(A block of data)

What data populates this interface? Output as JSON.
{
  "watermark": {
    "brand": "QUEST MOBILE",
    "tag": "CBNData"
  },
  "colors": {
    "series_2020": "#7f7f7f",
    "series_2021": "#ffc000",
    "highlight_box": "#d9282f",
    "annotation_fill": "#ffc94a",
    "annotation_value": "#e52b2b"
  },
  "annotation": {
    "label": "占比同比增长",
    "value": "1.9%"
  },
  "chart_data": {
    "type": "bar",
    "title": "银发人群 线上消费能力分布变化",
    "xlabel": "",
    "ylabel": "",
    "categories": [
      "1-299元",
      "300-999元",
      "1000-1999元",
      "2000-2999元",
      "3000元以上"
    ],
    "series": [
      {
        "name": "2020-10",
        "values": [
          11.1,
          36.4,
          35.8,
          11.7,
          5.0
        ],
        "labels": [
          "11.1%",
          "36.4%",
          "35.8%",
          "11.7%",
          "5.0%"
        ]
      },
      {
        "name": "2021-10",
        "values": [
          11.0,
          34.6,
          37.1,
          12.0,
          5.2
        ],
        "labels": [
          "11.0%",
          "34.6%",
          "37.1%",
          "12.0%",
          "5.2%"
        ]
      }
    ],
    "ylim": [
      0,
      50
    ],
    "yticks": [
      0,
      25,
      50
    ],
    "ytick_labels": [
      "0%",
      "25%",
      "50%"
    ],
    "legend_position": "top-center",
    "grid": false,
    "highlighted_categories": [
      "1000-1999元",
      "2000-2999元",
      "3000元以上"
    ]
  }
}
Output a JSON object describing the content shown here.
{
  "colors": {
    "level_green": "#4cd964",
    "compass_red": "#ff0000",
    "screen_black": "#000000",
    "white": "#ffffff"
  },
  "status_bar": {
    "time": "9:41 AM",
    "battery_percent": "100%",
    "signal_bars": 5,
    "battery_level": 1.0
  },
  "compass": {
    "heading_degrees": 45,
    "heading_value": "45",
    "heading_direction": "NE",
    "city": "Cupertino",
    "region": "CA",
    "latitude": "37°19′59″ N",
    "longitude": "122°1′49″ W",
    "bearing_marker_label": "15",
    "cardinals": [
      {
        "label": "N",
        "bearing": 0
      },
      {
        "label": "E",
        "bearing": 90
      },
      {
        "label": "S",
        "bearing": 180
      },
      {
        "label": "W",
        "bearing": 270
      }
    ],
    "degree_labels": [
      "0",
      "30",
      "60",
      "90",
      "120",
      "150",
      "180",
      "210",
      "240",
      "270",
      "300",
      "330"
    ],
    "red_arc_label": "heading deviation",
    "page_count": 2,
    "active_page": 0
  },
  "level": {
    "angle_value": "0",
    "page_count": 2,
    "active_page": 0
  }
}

Exercise requirements:
Set down the entries above again, word for word.

Answer to this exercise:
What data populates this interface? Output as JSON.
{
  "watermark": {
    "brand": "QUEST MOBILE",
    "tag": "CBNData"
  },
  "colors": {
    "series_2020": "#7f7f7f",
    "series_2021": "#ffc000",
    "highlight_box": "#d9282f",
    "annotation_fill": "#ffc94a",
    "annotation_value": "#e52b2b"
  },
  "annotation": {
    "label": "占比同比增长",
    "value": "1.9%"
  },
  "chart_data": {
    "type": "bar",
    "title": "银发人群 线上消费能力分布变化",
    "xlabel": "",
    "ylabel": "",
    "categories": [
      "1-299元",
      "300-999元",
      "1000-1999元",
      "2000-2999元",
      "3000元以上"
    ],
    "series": [
      {
        "name": "2020-10",
        "values": [
          11.1,
          36.4,
          35.8,
          11.7,
          5.0
        ],
        "labels": [
          "11.1%",
          "36.4%",
          "35.8%",
          "11.7%",
          "5.0%"
        ]
      },
      {
        "name": "2021-10",
        "values": [
          11.0,
          34.6,
          37.1,
          12.0,
          5.2
        ],
        "labels": [
          "11.0%",
          "34.6%",
          "37.1%",
          "12.0%",
          "5.2%"
        ]
      }
    ],
    "ylim": [
      0,
      50
    ],
    "yticks": [
      0,
      25,
      50
    ],
    "ytick_labels": [
      "0%",
      "25%",
      "50%"
    ],
    "legend_position": "top-center",
    "grid": false,
    "highlighted_categories": [
      "1000-1999元",
      "2000-2999元",
      "3000元以上"
    ]
  }
}
Output a JSON object describing the content shown here.
{
  "colors": {
    "level_green": "#4cd964",
    "compass_red": "#ff0000",
    "screen_black": "#000000",
    "white": "#ffffff"
  },
  "status_bar": {
    "time": "9:41 AM",
    "battery_percent": "100%",
    "signal_bars": 5,
    "battery_level": 1.0
  },
  "compass": {
    "heading_degrees": 45,
    "heading_value": "45",
    "heading_direction": "NE",
    "city": "Cupertino",
    "region": "CA",
    "latitude": "37°19′59″ N",
    "longitude": "122°1′49″ W",
    "bearing_marker_label": "15",
    "cardinals": [
      {
        "label": "N",
        "bearing": 0
      },
      {
        "label": "E",
        "bearing": 90
      },
      {
        "label": "S",
        "bearing": 180
      },
      {
        "label": "W",
        "bearing": 270
      }
    ],
    "degree_labels": [
      "0",
      "30",
      "60",
      "90",
      "120",
      "150",
      "180",
      "210",
      "240",
      "270",
      "300",
      "330"
    ],
    "red_arc_label": "heading deviation",
    "page_count": 2,
    "active_page": 0
  },
  "level": {
    "angle_value": "0",
    "page_count": 2,
    "active_page": 0
  }
}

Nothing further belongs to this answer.